Among the records below, find each line that includes the string "accuracy" and copy it.

(INPUT ROWS)
'''

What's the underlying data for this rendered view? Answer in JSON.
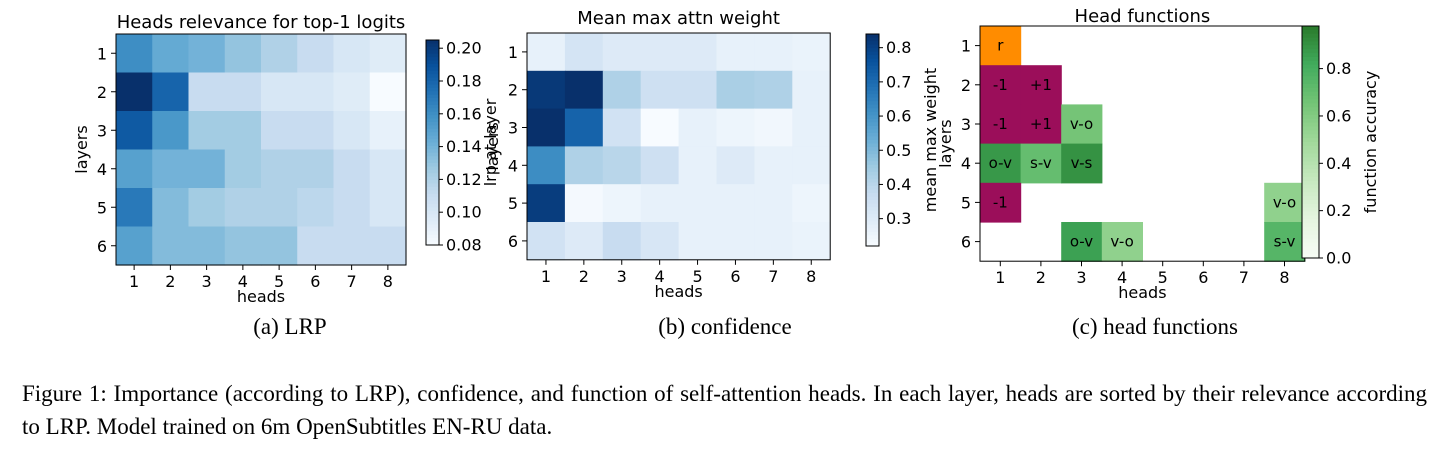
{
  "caption": "Figure 1: Importance (according to LRP), confidence, and function of self-attention heads. In each layer, heads are sorted by their relevance according to LRP. Model trained on 6m OpenSubtitles EN-RU data.",
  "colors": {
    "blue_low": "#f7fbff",
    "blue_high": "#08306b",
    "green_low": "#f7fcf5",
    "green_high": "#2a7a2a",
    "func_rel_token": "#ff8c00",
    "func_position": "#9b0e5a",
    "frame": "#000000",
    "grid_bg": "#ffffff"
  },
  "chart_data": [
    {
      "type": "heatmap",
      "subcaption": "(a) LRP",
      "title": "Heads relevance for top-1 logits",
      "xlabel": "heads",
      "ylabel": "layers",
      "x_ticks": [
        "1",
        "2",
        "3",
        "4",
        "5",
        "6",
        "7",
        "8"
      ],
      "y_ticks": [
        "1",
        "2",
        "3",
        "4",
        "5",
        "6"
      ],
      "colormap": "Blues",
      "colorbar": {
        "label": "lrp at layer",
        "range": [
          0.08,
          0.205
        ],
        "ticks": [
          "0.08",
          "0.10",
          "0.12",
          "0.14",
          "0.16",
          "0.18",
          "0.20"
        ],
        "tick_values": [
          0.08,
          0.1,
          0.12,
          0.14,
          0.16,
          0.18,
          0.2
        ]
      },
      "values": [
        [
          0.16,
          0.145,
          0.14,
          0.13,
          0.12,
          0.11,
          0.1,
          0.095
        ],
        [
          0.205,
          0.18,
          0.11,
          0.11,
          0.1,
          0.1,
          0.095,
          0.08
        ],
        [
          0.185,
          0.155,
          0.125,
          0.125,
          0.11,
          0.11,
          0.1,
          0.09
        ],
        [
          0.15,
          0.14,
          0.14,
          0.125,
          0.12,
          0.12,
          0.11,
          0.1
        ],
        [
          0.17,
          0.135,
          0.125,
          0.12,
          0.12,
          0.115,
          0.11,
          0.1
        ],
        [
          0.15,
          0.135,
          0.135,
          0.13,
          0.13,
          0.11,
          0.11,
          0.11
        ]
      ]
    },
    {
      "type": "heatmap",
      "subcaption": "(b) confidence",
      "title": "Mean max attn weight",
      "xlabel": "heads",
      "ylabel": "layers",
      "x_ticks": [
        "1",
        "2",
        "3",
        "4",
        "5",
        "6",
        "7",
        "8"
      ],
      "y_ticks": [
        "1",
        "2",
        "3",
        "4",
        "5",
        "6"
      ],
      "colormap": "Blues",
      "colorbar": {
        "label": "mean max weight",
        "range": [
          0.22,
          0.84
        ],
        "ticks": [
          "0.3",
          "0.4",
          "0.5",
          "0.6",
          "0.7",
          "0.8"
        ],
        "tick_values": [
          0.3,
          0.4,
          0.5,
          0.6,
          0.7,
          0.8
        ]
      },
      "values": [
        [
          0.27,
          0.33,
          0.3,
          0.3,
          0.3,
          0.27,
          0.27,
          0.26
        ],
        [
          0.82,
          0.84,
          0.42,
          0.35,
          0.35,
          0.43,
          0.42,
          0.27
        ],
        [
          0.84,
          0.72,
          0.34,
          0.22,
          0.27,
          0.25,
          0.24,
          0.27
        ],
        [
          0.62,
          0.42,
          0.4,
          0.35,
          0.27,
          0.3,
          0.27,
          0.27
        ],
        [
          0.81,
          0.23,
          0.25,
          0.27,
          0.27,
          0.27,
          0.27,
          0.25
        ],
        [
          0.34,
          0.3,
          0.37,
          0.32,
          0.27,
          0.27,
          0.27,
          0.26
        ]
      ]
    },
    {
      "type": "heatmap",
      "subcaption": "(c) head functions",
      "title": "Head functions",
      "xlabel": "heads",
      "ylabel": "layers",
      "x_ticks": [
        "1",
        "2",
        "3",
        "4",
        "5",
        "6",
        "7",
        "8"
      ],
      "y_ticks": [
        "1",
        "2",
        "3",
        "4",
        "5",
        "6"
      ],
      "colormap": "Greens",
      "colorbar": {
        "label": "function accuracy",
        "range": [
          0.0,
          0.98
        ],
        "ticks": [
          "0.0",
          "0.2",
          "0.4",
          "0.6",
          "0.8"
        ],
        "tick_values": [
          0.0,
          0.2,
          0.4,
          0.6,
          0.8
        ]
      },
      "cells": [
        {
          "layer": 1,
          "head": 1,
          "label": "r",
          "kind": "rare"
        },
        {
          "layer": 2,
          "head": 1,
          "label": "-1",
          "kind": "position"
        },
        {
          "layer": 2,
          "head": 2,
          "label": "+1",
          "kind": "position"
        },
        {
          "layer": 3,
          "head": 1,
          "label": "-1",
          "kind": "position"
        },
        {
          "layer": 3,
          "head": 2,
          "label": "+1",
          "kind": "position"
        },
        {
          "layer": 3,
          "head": 3,
          "label": "v-o",
          "kind": "syntactic",
          "accuracy": 0.65
        },
        {
          "layer": 4,
          "head": 1,
          "label": "o-v",
          "kind": "syntactic",
          "accuracy": 0.88
        },
        {
          "layer": 4,
          "head": 2,
          "label": "s-v",
          "kind": "syntactic",
          "accuracy": 0.7
        },
        {
          "layer": 4,
          "head": 3,
          "label": "v-s",
          "kind": "syntactic",
          "accuracy": 0.9
        },
        {
          "layer": 5,
          "head": 1,
          "label": "-1",
          "kind": "position"
        },
        {
          "layer": 5,
          "head": 8,
          "label": "v-o",
          "kind": "syntactic",
          "accuracy": 0.55
        },
        {
          "layer": 6,
          "head": 3,
          "label": "o-v",
          "kind": "syntactic",
          "accuracy": 0.85
        },
        {
          "layer": 6,
          "head": 4,
          "label": "v-o",
          "kind": "syntactic",
          "accuracy": 0.55
        },
        {
          "layer": 6,
          "head": 8,
          "label": "s-v",
          "kind": "syntactic",
          "accuracy": 0.75
        }
      ]
    }
  ]
}
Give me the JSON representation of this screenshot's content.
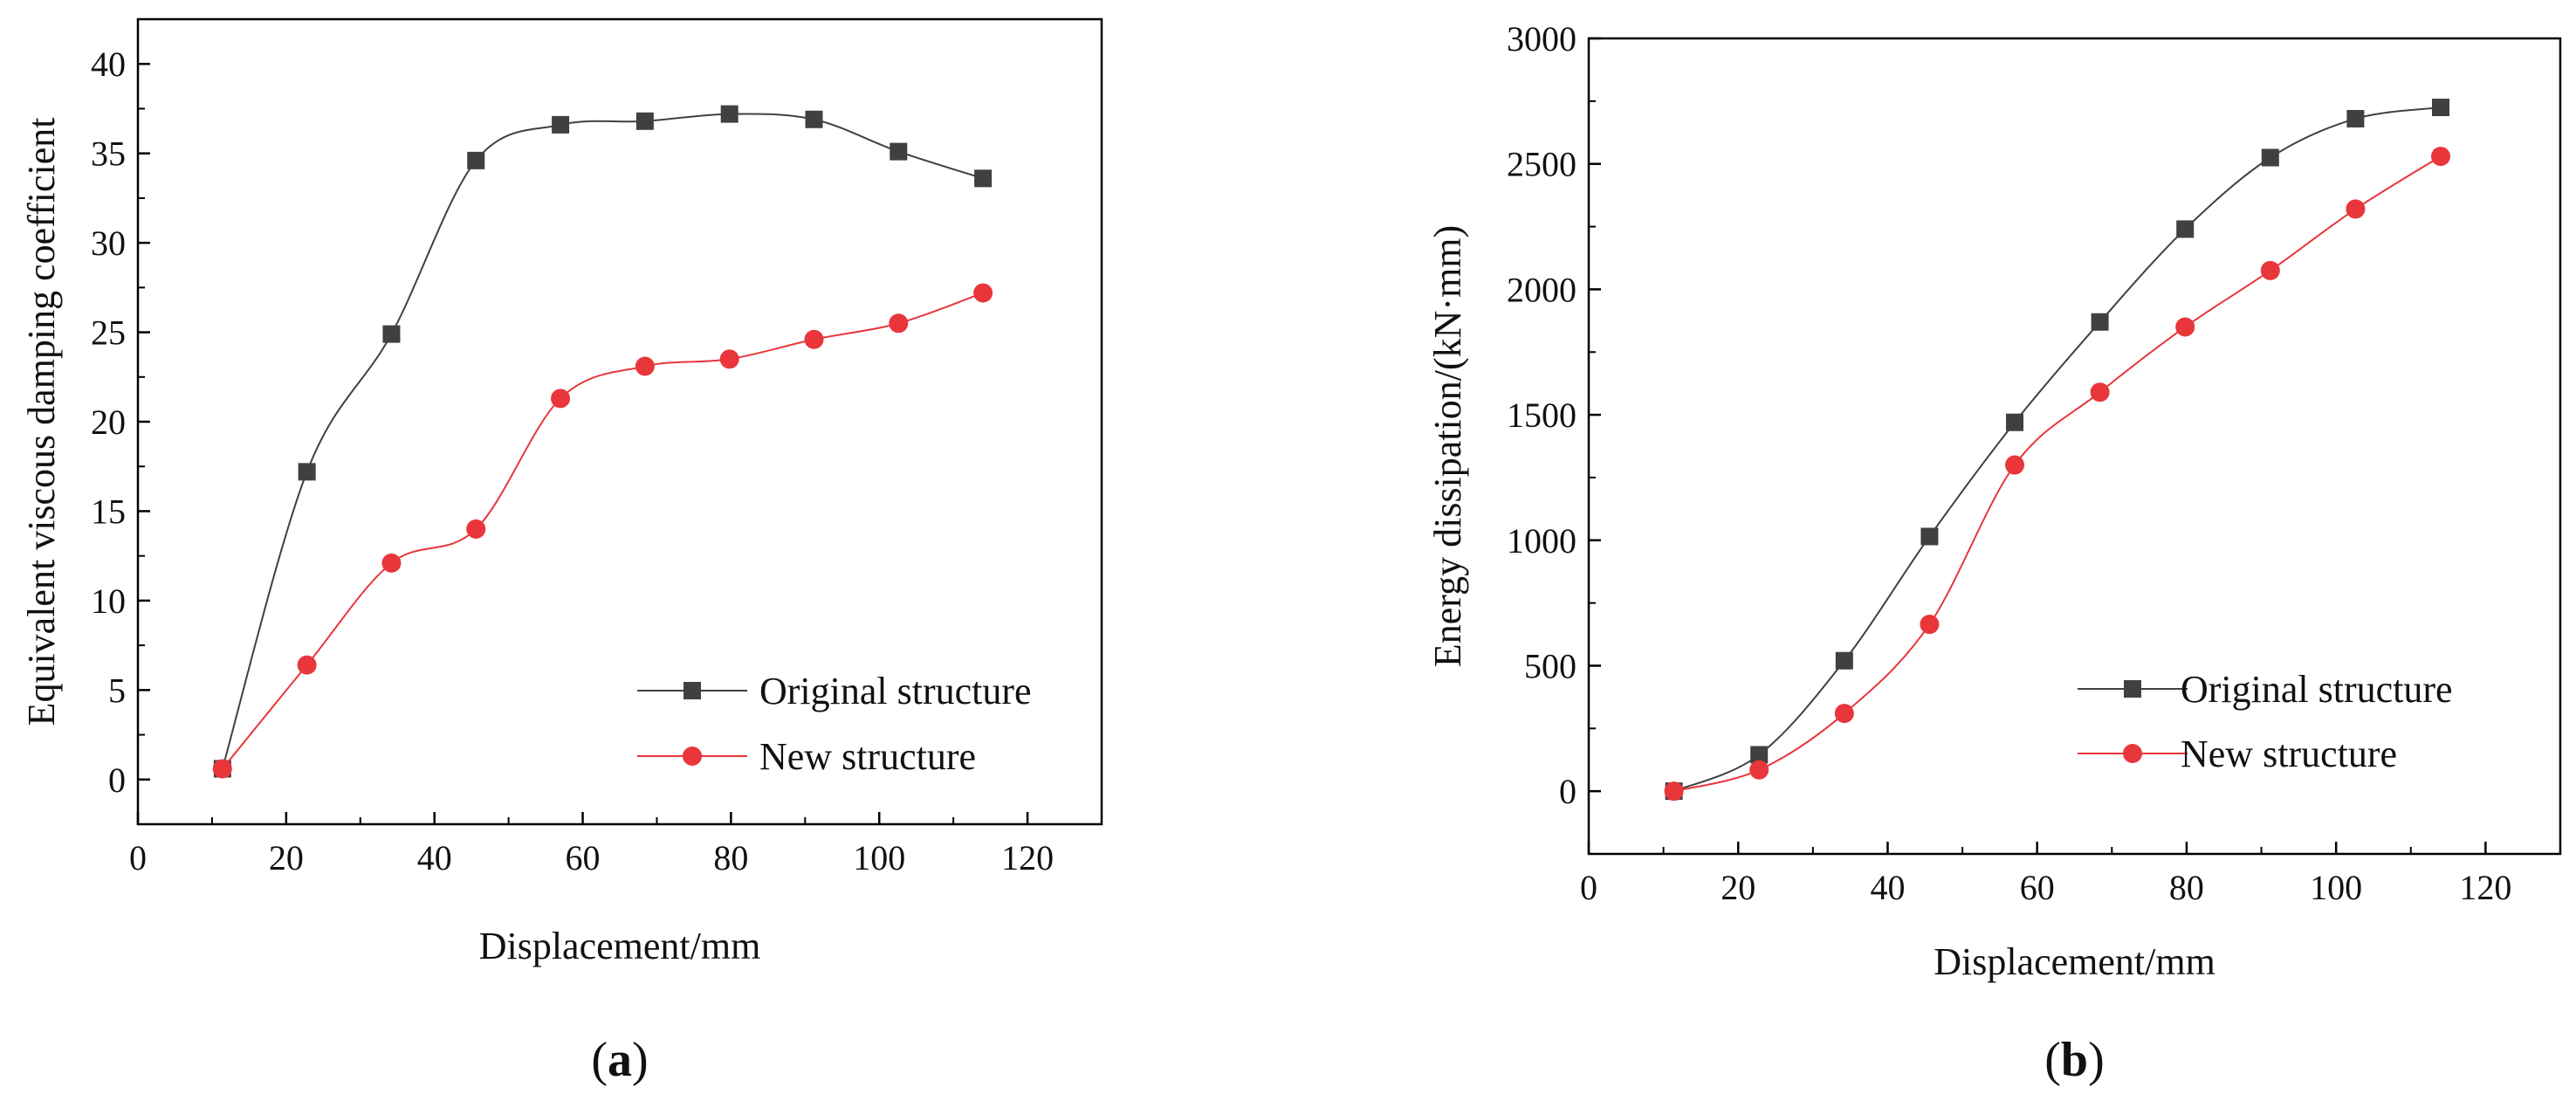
{
  "chart_data": [
    {
      "id": "a",
      "type": "line",
      "caption_letter": "a",
      "title": "",
      "xlabel": "Displacement/mm",
      "ylabel": "Equivalent viscous damping coefficient",
      "xlim": [
        0,
        130
      ],
      "ylim": [
        -2.5,
        42.5
      ],
      "xticks": [
        0,
        20,
        40,
        60,
        80,
        100,
        120
      ],
      "yticks": [
        0,
        5,
        10,
        15,
        20,
        25,
        30,
        35,
        40
      ],
      "grid": false,
      "legend_position": "lower-right",
      "series": [
        {
          "name": "Original  structure",
          "marker": "square",
          "color": "#404040",
          "x": [
            11.4,
            22.8,
            34.2,
            45.6,
            57.0,
            68.4,
            79.8,
            91.2,
            102.6,
            114.0
          ],
          "y": [
            0.6,
            17.2,
            24.9,
            34.6,
            36.6,
            36.8,
            37.2,
            36.9,
            35.1,
            33.6
          ]
        },
        {
          "name": "New structure",
          "marker": "circle",
          "color": "#e8363b",
          "x": [
            11.4,
            22.8,
            34.2,
            45.6,
            57.0,
            68.4,
            79.8,
            91.2,
            102.6,
            114.0
          ],
          "y": [
            0.6,
            6.4,
            12.1,
            14.0,
            21.3,
            23.1,
            23.5,
            24.6,
            25.5,
            27.2
          ]
        }
      ]
    },
    {
      "id": "b",
      "type": "line",
      "caption_letter": "b",
      "title": "",
      "xlabel": "Displacement/mm",
      "ylabel": "Energy dissipation/(kN·mm)",
      "xlim": [
        0,
        130
      ],
      "ylim": [
        -250,
        3000
      ],
      "xticks": [
        0,
        20,
        40,
        60,
        80,
        100,
        120
      ],
      "yticks": [
        0,
        500,
        1000,
        1500,
        2000,
        2500,
        3000
      ],
      "grid": false,
      "legend_position": "lower-right",
      "series": [
        {
          "name": "Original  structure",
          "marker": "square",
          "color": "#404040",
          "x": [
            11.4,
            22.8,
            34.2,
            45.6,
            57.0,
            68.4,
            79.8,
            91.2,
            102.6,
            114.0
          ],
          "y": [
            0,
            145,
            520,
            1015,
            1470,
            1870,
            2240,
            2525,
            2680,
            2725
          ]
        },
        {
          "name": "New structure",
          "marker": "circle",
          "color": "#e8363b",
          "x": [
            11.4,
            22.8,
            34.2,
            45.6,
            57.0,
            68.4,
            79.8,
            91.2,
            102.6,
            114.0
          ],
          "y": [
            0,
            85,
            310,
            665,
            1300,
            1590,
            1850,
            2075,
            2320,
            2530
          ]
        }
      ]
    }
  ]
}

'''

(ANSWER TO THE EXERCISE)
        "label": "function accuracy",
          "accuracy": 0.65
          "accuracy": 0.88
          "accuracy": 0.7
          "accuracy": 0.9
          "accuracy": 0.55
          "accuracy": 0.85
          "accuracy": 0.55
          "accuracy": 0.75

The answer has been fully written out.